▶ _Tasks for this exercise_
- A) The Mr D'Arcy listing below is divided into labeled sections. List the italic label that opens each section.
- B) Resume the Mr D'Arcy listing below from its final sentence, "In boarding kennels in the Farnham area."

▶ _Excerpt to read_

***

# Mr D'Arcy, Staffie, DOB 01.09



## Rescue Remedies (Oct 27, 2008)

Mr D'Arcy, Staffie, DOB 01.09



*Homing Requirements:* Mr D'Arcy needs a family who have an active life style and want to put the training into a dog. Keen on the lead, he will become an off lead dog, but needs work to gain connection and recall. Can get excited and jumpy, but within the right regime does settle. Needs a companion home and can lever doors open to come find his family. Not for live-in young children.

*His Story:* Found stray in February 2010 and unclaimed. A little hand shy so may have been ?robustly controlled. Kind nature, but exciteable. Neutered, vax'd and chipped.

*Advert:* Mr Darcy is a brilliant 1 year old Staffie, a gentleman ... a good all round dog who happens to be a Staffie. Friendly with other dogs. He gets frightened in new situations, but his instinct is to retreat. So wants to trust and is very friendly outside and welcomes approach. He loves life, his walks and is very social with people and dogs. Tolerates dogs barking directly at him, he is quite bouncy and has a playful manner. He always seems to be laughing! He will be a good off lead dog once he gains confidence in the outside world. Mr D'Arcy's house trained. Currently needy for company, but settles at night. In boarding kennels in the Farnham area.

***

▶ _Data listing_

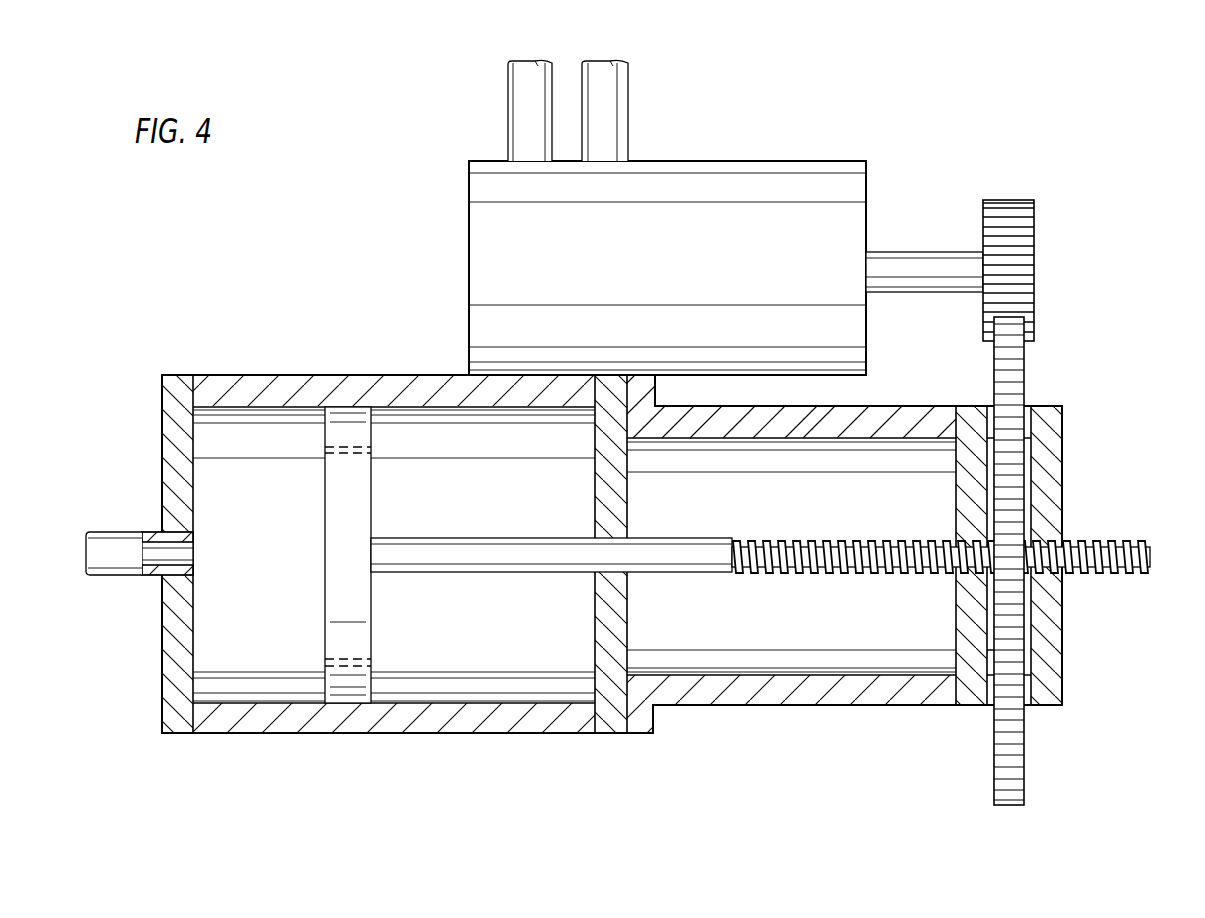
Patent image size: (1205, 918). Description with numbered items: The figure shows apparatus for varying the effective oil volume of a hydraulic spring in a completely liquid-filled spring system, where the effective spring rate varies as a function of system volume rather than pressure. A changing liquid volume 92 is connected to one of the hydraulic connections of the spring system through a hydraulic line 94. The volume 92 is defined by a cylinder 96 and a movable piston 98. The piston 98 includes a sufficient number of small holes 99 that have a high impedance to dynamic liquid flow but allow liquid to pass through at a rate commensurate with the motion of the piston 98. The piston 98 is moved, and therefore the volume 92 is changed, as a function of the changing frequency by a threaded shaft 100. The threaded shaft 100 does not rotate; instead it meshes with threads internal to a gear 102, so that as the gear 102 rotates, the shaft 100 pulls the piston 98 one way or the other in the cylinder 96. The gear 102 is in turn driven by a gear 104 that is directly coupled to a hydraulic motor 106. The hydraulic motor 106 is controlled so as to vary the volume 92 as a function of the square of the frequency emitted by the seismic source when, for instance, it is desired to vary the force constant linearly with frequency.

***

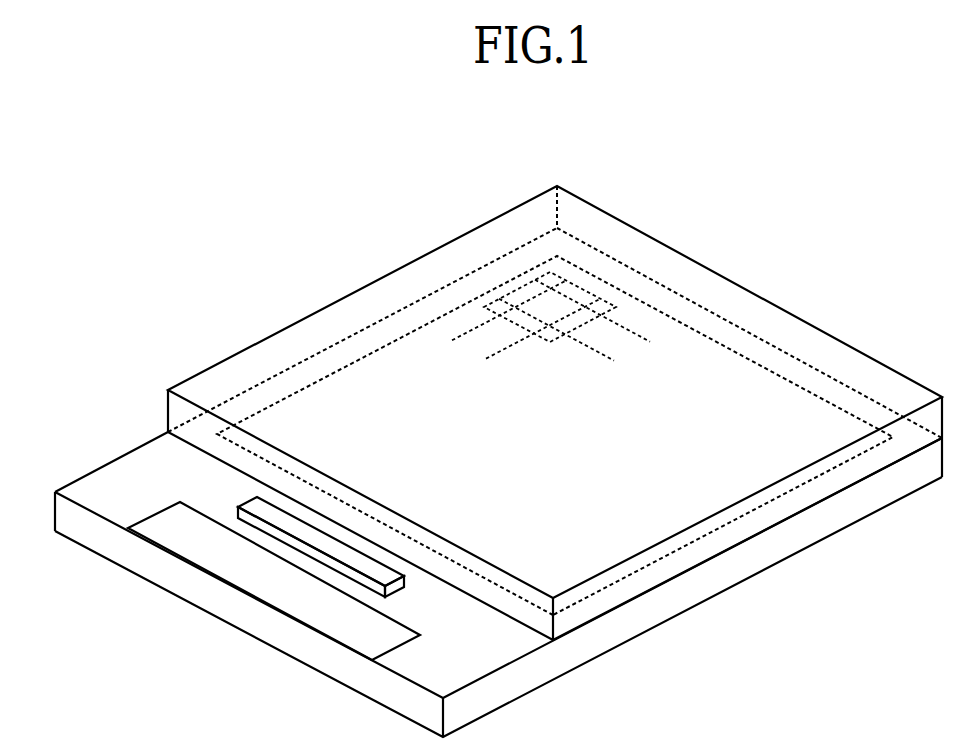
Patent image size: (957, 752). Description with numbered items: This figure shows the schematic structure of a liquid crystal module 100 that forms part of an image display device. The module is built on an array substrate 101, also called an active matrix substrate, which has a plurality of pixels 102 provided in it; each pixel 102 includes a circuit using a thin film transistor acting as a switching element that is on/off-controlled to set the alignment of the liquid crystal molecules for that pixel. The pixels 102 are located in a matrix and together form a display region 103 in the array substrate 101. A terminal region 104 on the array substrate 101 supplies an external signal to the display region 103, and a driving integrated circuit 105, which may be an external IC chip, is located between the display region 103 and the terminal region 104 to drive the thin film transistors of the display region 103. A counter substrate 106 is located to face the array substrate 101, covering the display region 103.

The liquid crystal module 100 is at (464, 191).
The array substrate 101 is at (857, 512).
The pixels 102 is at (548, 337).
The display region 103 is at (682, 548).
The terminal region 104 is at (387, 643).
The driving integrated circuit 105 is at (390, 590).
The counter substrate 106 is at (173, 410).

***

▶ _Task-by-task answers_
- A)
Homing Requirements
His Story
Advert

- B)
Mr Darcy is handsome, quite a large Staffie and in good health. Though good with children is exuberant and still a bit mouthy. D'Arcy has yet to gain full control over his energy levels and needs a regime to achieve this. Takes treats gently. Generally good around food and not possessive. Loves toys and plays the game of 'here it is try and get it'. Has learned to fetch rather than claim and hide! His family is everything. Mr Darcy will make a perfect friend for a worthy family.

* Please note that this dog is currently in kennels and is also available for foster until a 'forever' home is found.*

Please visit Mr D'Arcy's thread in Staffierescue Rescue Remedies on our Forum Rescue Remedies.myfastforum.org :: Mr D'Arcy Staffie DOB 01.09 Farnham Kenns to find out more about him and follow his progress.

If you are interested in re-homing please complete our homing questionnaire https://rescueremedies.wufoo.com/forms/r7x3s5/ so we can ensure our dogs are matched and will suit your circumstances/lifestyle.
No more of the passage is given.